▸ Instructions to follow: Reproduce the material exactly, omitting nothing.

▸ Extracted material:
----------

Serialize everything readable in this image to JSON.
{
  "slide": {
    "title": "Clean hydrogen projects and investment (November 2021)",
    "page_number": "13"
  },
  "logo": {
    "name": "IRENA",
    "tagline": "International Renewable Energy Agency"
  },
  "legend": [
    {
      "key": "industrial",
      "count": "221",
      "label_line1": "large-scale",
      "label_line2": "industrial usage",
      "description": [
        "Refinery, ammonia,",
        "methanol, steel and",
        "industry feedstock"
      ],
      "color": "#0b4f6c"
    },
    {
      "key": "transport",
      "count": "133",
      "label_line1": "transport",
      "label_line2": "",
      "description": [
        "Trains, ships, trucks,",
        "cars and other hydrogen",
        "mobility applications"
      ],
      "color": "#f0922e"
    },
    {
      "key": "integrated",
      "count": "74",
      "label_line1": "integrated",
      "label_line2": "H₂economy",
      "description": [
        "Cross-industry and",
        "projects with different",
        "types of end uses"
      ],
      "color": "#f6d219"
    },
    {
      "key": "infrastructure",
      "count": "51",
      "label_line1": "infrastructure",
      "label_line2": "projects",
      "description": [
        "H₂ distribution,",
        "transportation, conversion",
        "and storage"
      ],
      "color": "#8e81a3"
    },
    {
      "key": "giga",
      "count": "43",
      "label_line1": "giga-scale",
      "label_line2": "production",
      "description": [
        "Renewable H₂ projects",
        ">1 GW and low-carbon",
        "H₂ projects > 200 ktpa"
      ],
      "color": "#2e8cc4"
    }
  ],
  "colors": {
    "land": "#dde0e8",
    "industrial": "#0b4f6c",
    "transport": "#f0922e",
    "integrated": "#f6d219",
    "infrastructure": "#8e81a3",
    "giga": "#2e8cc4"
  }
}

----------

▸ Written answer:
Serialize everything readable in this image to JSON.
{
  "slide": {
    "title": "Clean hydrogen projects and investment (November 2021)",
    "page_number": "13"
  },
  "logo": {
    "name": "IRENA",
    "tagline": "International Renewable Energy Agency"
  },
  "legend": [
    {
      "key": "industrial",
      "count": "221",
      "label_line1": "large-scale",
      "label_line2": "industrial usage",
      "description": [
        "Refinery, ammonia,",
        "methanol, steel and",
        "industry feedstock"
      ],
      "color": "#0b4f6c"
    },
    {
      "key": "transport",
      "count": "133",
      "label_line1": "transport",
      "label_line2": "",
      "description": [
        "Trains, ships, trucks,",
        "cars and other hydrogen",
        "mobility applications"
      ],
      "color": "#f0922e"
    },
    {
      "key": "integrated",
      "count": "74",
      "label_line1": "integrated",
      "label_line2": "H₂economy",
      "description": [
        "Cross-industry and",
        "projects with different",
        "types of end uses"
      ],
      "color": "#f6d219"
    },
    {
      "key": "infrastructure",
      "count": "51",
      "label_line1": "infrastructure",
      "label_line2": "projects",
      "description": [
        "H₂ distribution,",
        "transportation, conversion",
        "and storage"
      ],
      "color": "#8e81a3"
    },
    {
      "key": "giga",
      "count": "43",
      "label_line1": "giga-scale",
      "label_line2": "production",
      "description": [
        "Renewable H₂ projects",
        ">1 GW and low-carbon",
        "H₂ projects > 200 ktpa"
      ],
      "color": "#2e8cc4"
    }
  ],
  "colors": {
    "land": "#dde0e8",
    "industrial": "#0b4f6c",
    "transport": "#f0922e",
    "integrated": "#f6d219",
    "infrastructure": "#8e81a3",
    "giga": "#2e8cc4"
  }
}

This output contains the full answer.